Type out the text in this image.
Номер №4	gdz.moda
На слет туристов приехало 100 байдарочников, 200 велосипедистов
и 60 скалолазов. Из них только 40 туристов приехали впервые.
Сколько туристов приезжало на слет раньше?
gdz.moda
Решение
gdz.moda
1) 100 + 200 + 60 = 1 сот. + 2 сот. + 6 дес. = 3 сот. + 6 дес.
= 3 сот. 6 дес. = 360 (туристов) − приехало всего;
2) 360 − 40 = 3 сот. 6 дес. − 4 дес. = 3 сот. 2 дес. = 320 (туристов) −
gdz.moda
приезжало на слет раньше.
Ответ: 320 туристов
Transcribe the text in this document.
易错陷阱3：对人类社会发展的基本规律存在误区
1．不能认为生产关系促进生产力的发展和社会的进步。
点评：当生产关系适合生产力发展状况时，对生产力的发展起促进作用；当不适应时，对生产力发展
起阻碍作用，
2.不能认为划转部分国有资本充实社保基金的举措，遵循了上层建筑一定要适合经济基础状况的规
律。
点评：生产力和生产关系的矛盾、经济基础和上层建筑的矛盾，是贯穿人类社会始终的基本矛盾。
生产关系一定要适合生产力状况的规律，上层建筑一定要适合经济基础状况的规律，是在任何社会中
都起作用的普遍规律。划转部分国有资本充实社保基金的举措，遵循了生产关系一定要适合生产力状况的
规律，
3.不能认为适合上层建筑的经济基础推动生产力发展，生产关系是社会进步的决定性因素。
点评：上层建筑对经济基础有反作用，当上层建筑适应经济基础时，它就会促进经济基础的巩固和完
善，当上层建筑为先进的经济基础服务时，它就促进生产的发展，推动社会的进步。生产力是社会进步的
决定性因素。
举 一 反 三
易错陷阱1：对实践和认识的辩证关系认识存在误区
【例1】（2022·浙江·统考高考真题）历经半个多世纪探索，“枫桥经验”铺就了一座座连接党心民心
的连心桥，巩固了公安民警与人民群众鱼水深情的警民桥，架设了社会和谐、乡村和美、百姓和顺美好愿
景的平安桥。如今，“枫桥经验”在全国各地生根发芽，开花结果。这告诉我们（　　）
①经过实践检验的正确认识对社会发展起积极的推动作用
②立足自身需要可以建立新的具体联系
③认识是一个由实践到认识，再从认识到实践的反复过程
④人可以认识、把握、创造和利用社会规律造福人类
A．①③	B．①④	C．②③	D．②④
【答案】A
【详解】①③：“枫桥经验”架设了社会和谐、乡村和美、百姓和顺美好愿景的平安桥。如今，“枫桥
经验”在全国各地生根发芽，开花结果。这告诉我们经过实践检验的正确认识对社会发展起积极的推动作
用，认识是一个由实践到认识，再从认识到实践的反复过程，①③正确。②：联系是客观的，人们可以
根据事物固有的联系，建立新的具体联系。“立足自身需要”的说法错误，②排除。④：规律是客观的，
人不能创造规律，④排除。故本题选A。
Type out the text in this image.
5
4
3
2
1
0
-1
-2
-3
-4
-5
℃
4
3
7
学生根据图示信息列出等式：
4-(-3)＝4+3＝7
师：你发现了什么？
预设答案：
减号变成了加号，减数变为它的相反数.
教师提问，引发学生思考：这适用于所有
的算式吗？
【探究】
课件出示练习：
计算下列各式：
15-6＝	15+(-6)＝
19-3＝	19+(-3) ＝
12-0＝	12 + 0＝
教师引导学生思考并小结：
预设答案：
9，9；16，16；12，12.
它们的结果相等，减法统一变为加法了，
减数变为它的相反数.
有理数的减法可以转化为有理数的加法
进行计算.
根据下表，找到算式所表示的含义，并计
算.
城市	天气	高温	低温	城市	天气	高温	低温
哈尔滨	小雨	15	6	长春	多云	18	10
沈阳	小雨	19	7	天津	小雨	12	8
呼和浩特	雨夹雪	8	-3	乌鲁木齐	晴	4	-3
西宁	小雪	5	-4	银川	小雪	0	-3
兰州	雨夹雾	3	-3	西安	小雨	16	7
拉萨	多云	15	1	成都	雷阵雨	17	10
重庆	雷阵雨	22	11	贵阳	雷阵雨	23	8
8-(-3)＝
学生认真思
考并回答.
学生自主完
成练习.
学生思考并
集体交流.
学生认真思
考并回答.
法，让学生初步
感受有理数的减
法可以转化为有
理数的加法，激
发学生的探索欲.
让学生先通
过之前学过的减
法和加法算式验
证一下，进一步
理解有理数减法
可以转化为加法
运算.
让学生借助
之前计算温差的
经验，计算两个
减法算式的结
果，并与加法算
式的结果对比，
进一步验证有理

--------------------------------------------------

Exercise description:
Repeat the material word for word, in full.

Solution to the problem:
Type out the text in this image.
Номер №4	gdz.moda
На слет туристов приехало 100 байдарочников, 200 велосипедистов
и 60 скалолазов. Из них только 40 туристов приехали впервые.
Сколько туристов приезжало на слет раньше?
gdz.moda
Решение
gdz.moda
1) 100 + 200 + 60 = 1 сот. + 2 сот. + 6 дес. = 3 сот. + 6 дес.
= 3 сот. 6 дес. = 360 (туристов) − приехало всего;
2) 360 − 40 = 3 сот. 6 дес. − 4 дес. = 3 сот. 2 дес. = 320 (туристов) −
gdz.moda
приезжало на слет раньше.
Ответ: 320 туристов
Transcribe the text in this document.
易错陷阱3：对人类社会发展的基本规律存在误区
1．不能认为生产关系促进生产力的发展和社会的进步。
点评：当生产关系适合生产力发展状况时，对生产力的发展起促进作用；当不适应时，对生产力发展
起阻碍作用，
2.不能认为划转部分国有资本充实社保基金的举措，遵循了上层建筑一定要适合经济基础状况的规
律。
点评：生产力和生产关系的矛盾、经济基础和上层建筑的矛盾，是贯穿人类社会始终的基本矛盾。
生产关系一定要适合生产力状况的规律，上层建筑一定要适合经济基础状况的规律，是在任何社会中
都起作用的普遍规律。划转部分国有资本充实社保基金的举措，遵循了生产关系一定要适合生产力状况的
规律，
3.不能认为适合上层建筑的经济基础推动生产力发展，生产关系是社会进步的决定性因素。
点评：上层建筑对经济基础有反作用，当上层建筑适应经济基础时，它就会促进经济基础的巩固和完
善，当上层建筑为先进的经济基础服务时，它就促进生产的发展，推动社会的进步。生产力是社会进步的
决定性因素。
举 一 反 三
易错陷阱1：对实践和认识的辩证关系认识存在误区
【例1】（2022·浙江·统考高考真题）历经半个多世纪探索，“枫桥经验”铺就了一座座连接党心民心
的连心桥，巩固了公安民警与人民群众鱼水深情的警民桥，架设了社会和谐、乡村和美、百姓和顺美好愿
景的平安桥。如今，“枫桥经验”在全国各地生根发芽，开花结果。这告诉我们（　　）
①经过实践检验的正确认识对社会发展起积极的推动作用
②立足自身需要可以建立新的具体联系
③认识是一个由实践到认识，再从认识到实践的反复过程
④人可以认识、把握、创造和利用社会规律造福人类
A．①③	B．①④	C．②③	D．②④
【答案】A
【详解】①③：“枫桥经验”架设了社会和谐、乡村和美、百姓和顺美好愿景的平安桥。如今，“枫桥
经验”在全国各地生根发芽，开花结果。这告诉我们经过实践检验的正确认识对社会发展起积极的推动作
用，认识是一个由实践到认识，再从认识到实践的反复过程，①③正确。②：联系是客观的，人们可以
根据事物固有的联系，建立新的具体联系。“立足自身需要”的说法错误，②排除。④：规律是客观的，
人不能创造规律，④排除。故本题选A。
Type out the text in this image.
5
4
3
2
1
0
-1
-2
-3
-4
-5
℃
4
3
7
学生根据图示信息列出等式：
4-(-3)＝4+3＝7
师：你发现了什么？
预设答案：
减号变成了加号，减数变为它的相反数.
教师提问，引发学生思考：这适用于所有
的算式吗？
【探究】
课件出示练习：
计算下列各式：
15-6＝	15+(-6)＝
19-3＝	19+(-3) ＝
12-0＝	12 + 0＝
教师引导学生思考并小结：
预设答案：
9，9；16，16；12，12.
它们的结果相等，减法统一变为加法了，
减数变为它的相反数.
有理数的减法可以转化为有理数的加法
进行计算.
根据下表，找到算式所表示的含义，并计
算.
城市	天气	高温	低温	城市	天气	高温	低温
哈尔滨	小雨	15	6	长春	多云	18	10
沈阳	小雨	19	7	天津	小雨	12	8
呼和浩特	雨夹雪	8	-3	乌鲁木齐	晴	4	-3
西宁	小雪	5	-4	银川	小雪	0	-3
兰州	雨夹雾	3	-3	西安	小雨	16	7
拉萨	多云	15	1	成都	雷阵雨	17	10
重庆	雷阵雨	22	11	贵阳	雷阵雨	23	8
8-(-3)＝
学生认真思
考并回答.
学生自主完
成练习.
学生思考并
集体交流.
学生认真思
考并回答.
法，让学生初步
感受有理数的减
法可以转化为有
理数的加法，激
发学生的探索欲.
让学生先通
过之前学过的减
法和加法算式验
证一下，进一步
理解有理数减法
可以转化为加法
运算.
让学生借助
之前计算温差的
经验，计算两个
减法算式的结
果，并与加法算
式的结果对比，
进一步验证有理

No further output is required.